Aim:
Scan the material below for the string "Kövesligethy", and copy every line where it shows up.

Items:
----------
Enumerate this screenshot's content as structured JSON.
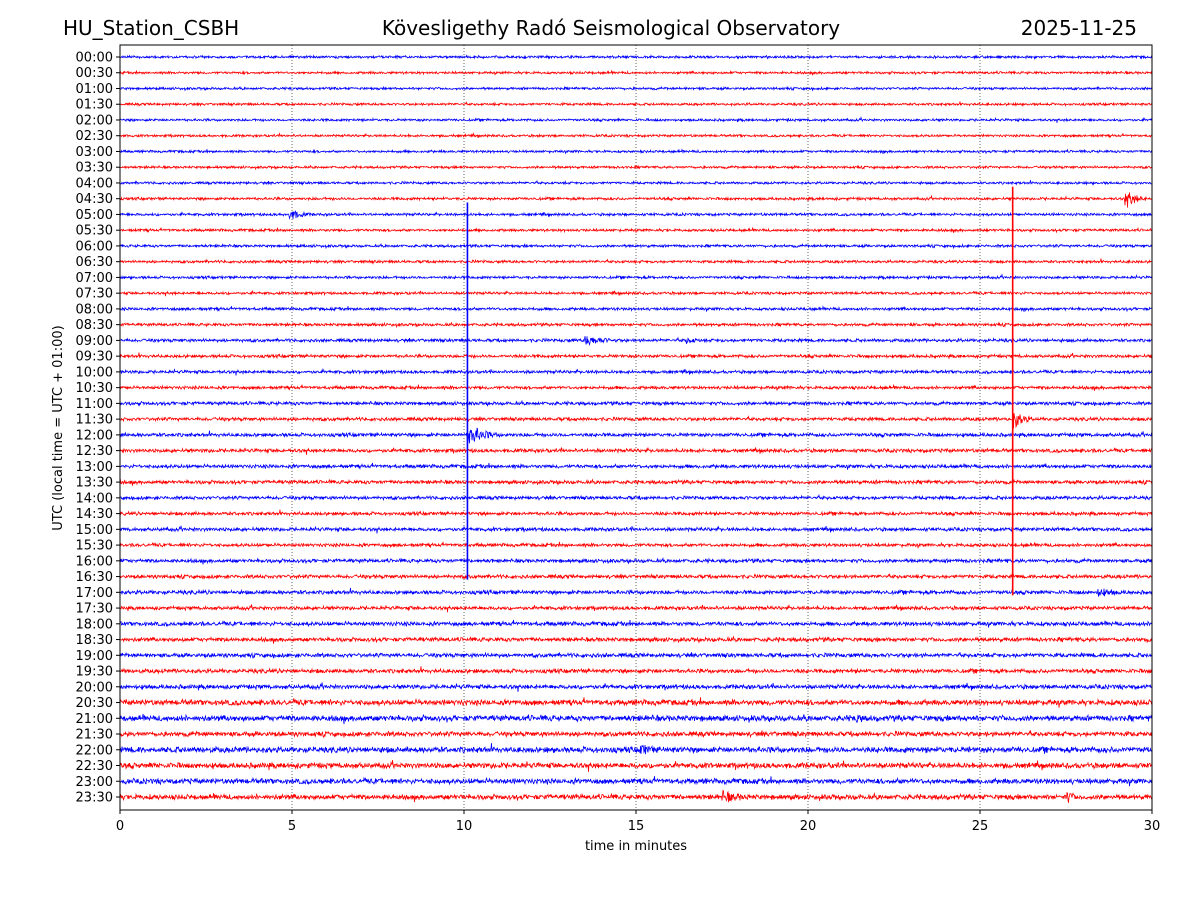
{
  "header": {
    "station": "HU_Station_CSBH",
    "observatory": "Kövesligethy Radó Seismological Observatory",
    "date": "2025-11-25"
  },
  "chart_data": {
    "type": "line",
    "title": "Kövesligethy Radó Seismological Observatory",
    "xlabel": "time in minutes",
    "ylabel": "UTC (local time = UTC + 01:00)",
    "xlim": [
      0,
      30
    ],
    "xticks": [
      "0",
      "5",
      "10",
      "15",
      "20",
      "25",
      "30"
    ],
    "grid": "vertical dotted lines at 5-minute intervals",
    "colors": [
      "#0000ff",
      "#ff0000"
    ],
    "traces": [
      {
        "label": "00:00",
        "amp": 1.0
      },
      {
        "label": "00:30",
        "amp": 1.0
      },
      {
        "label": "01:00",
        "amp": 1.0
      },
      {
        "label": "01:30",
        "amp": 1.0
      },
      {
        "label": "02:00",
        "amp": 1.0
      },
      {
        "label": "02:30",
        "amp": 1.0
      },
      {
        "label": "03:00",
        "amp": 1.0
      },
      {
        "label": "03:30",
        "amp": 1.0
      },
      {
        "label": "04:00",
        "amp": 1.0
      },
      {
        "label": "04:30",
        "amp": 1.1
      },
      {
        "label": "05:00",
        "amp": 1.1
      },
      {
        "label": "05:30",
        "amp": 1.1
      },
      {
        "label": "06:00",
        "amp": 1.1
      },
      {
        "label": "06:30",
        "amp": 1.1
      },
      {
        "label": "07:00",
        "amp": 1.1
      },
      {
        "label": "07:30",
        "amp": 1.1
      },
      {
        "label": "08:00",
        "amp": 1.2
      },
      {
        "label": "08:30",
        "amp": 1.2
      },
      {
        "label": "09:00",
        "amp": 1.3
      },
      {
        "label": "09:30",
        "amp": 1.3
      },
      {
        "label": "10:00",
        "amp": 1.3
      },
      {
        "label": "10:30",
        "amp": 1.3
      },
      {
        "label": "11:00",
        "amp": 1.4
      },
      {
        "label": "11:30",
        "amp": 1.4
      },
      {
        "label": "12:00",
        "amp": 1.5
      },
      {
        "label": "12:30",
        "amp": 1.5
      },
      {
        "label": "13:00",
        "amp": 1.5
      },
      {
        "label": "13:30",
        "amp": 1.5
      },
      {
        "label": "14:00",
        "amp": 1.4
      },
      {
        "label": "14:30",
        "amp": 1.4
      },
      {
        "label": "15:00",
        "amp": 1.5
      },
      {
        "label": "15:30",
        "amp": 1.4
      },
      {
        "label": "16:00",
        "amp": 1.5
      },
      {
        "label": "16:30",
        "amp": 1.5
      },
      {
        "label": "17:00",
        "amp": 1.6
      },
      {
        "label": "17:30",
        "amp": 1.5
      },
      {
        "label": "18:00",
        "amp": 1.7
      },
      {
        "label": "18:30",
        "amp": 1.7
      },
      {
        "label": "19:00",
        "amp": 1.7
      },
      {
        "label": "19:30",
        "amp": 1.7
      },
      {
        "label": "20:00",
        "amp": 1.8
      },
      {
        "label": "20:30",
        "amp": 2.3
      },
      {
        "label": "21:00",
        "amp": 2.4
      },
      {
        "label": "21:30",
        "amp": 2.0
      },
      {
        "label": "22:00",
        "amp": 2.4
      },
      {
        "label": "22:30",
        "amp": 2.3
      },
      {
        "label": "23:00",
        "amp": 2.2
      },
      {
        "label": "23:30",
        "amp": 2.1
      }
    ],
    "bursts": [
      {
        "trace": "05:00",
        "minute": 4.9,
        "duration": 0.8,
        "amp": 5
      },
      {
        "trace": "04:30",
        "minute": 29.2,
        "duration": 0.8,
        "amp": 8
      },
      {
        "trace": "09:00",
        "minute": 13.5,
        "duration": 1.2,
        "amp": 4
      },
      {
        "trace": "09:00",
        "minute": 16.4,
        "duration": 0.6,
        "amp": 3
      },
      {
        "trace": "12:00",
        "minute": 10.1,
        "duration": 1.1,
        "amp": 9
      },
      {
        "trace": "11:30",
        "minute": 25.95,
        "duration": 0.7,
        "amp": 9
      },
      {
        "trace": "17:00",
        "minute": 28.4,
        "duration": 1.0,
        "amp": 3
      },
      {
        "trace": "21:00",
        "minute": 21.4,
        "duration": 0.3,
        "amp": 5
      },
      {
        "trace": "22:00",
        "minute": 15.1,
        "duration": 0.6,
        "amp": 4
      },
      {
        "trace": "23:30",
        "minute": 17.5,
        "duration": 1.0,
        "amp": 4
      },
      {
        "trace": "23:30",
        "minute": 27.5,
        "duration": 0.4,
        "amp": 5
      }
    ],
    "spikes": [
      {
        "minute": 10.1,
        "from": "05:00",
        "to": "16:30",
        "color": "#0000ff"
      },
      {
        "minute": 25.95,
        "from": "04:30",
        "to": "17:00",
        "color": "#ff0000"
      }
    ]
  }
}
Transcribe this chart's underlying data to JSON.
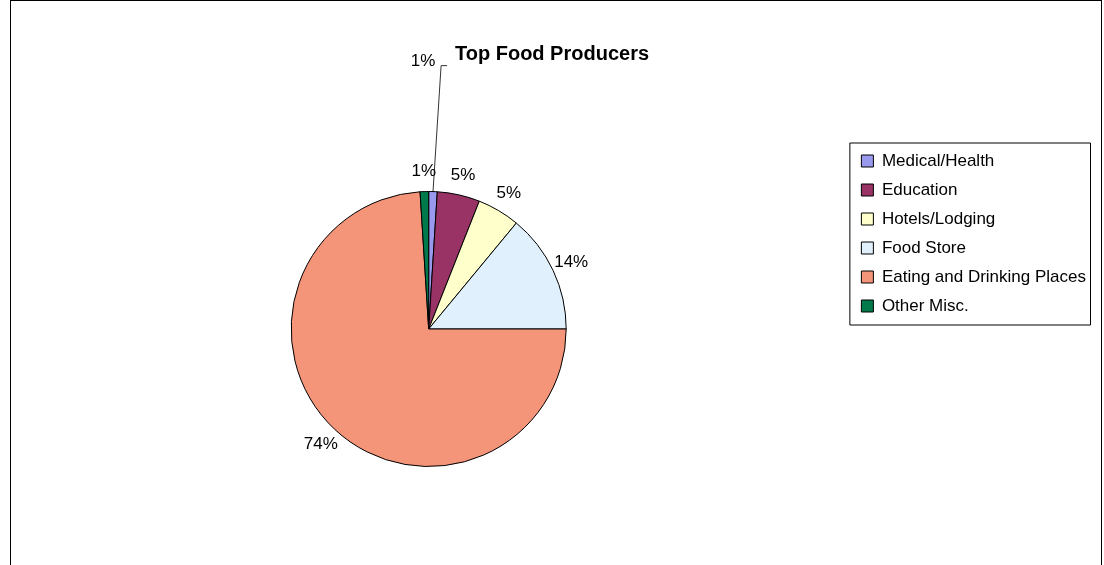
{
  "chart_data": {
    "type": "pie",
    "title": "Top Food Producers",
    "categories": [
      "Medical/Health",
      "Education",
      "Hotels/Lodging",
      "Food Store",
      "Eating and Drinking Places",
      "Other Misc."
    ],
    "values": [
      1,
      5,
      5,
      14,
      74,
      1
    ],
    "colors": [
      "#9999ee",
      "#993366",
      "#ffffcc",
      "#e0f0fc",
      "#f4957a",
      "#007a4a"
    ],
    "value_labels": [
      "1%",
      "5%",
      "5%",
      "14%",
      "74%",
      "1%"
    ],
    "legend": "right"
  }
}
----------
Problem solution:
    "observatory": "Kövesligethy Radó Seismological Observatory",
    "title": "Kövesligethy Radó Seismological Observatory",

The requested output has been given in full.